→ **What you are asked to do**
Go through the material and pull out every line with the string "text" in it.

→ **Records provided**

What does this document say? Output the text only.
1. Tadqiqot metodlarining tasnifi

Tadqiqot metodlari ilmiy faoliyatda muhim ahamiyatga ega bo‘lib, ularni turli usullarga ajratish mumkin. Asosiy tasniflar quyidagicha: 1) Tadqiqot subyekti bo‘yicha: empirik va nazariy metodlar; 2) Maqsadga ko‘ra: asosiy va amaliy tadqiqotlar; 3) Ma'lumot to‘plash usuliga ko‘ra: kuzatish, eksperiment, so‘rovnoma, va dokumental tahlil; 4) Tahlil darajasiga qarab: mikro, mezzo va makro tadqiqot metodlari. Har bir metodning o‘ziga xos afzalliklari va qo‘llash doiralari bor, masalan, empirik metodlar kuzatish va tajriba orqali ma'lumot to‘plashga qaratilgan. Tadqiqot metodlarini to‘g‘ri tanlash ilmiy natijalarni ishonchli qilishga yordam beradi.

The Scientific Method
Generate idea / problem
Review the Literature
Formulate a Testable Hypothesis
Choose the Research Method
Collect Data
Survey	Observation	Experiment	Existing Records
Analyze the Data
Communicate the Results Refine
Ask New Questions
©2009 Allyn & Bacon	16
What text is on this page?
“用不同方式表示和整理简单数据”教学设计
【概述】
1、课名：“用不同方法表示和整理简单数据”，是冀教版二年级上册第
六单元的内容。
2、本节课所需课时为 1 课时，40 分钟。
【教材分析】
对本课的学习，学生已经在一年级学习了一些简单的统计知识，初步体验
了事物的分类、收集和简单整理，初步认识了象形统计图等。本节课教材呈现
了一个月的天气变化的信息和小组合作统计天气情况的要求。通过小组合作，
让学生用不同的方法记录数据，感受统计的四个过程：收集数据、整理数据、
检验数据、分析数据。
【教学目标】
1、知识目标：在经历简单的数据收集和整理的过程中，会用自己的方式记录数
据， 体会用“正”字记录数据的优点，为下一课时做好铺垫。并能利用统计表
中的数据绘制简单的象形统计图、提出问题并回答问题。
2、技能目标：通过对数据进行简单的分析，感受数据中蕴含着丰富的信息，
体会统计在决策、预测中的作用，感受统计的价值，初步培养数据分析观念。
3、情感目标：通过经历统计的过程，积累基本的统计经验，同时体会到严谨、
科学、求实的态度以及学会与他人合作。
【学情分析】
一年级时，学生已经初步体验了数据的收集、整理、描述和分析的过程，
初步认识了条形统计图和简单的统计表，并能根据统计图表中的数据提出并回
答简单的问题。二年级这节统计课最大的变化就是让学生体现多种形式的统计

→ **Answer to this problem**
What does this document say? Output the text only.
What text is on this page?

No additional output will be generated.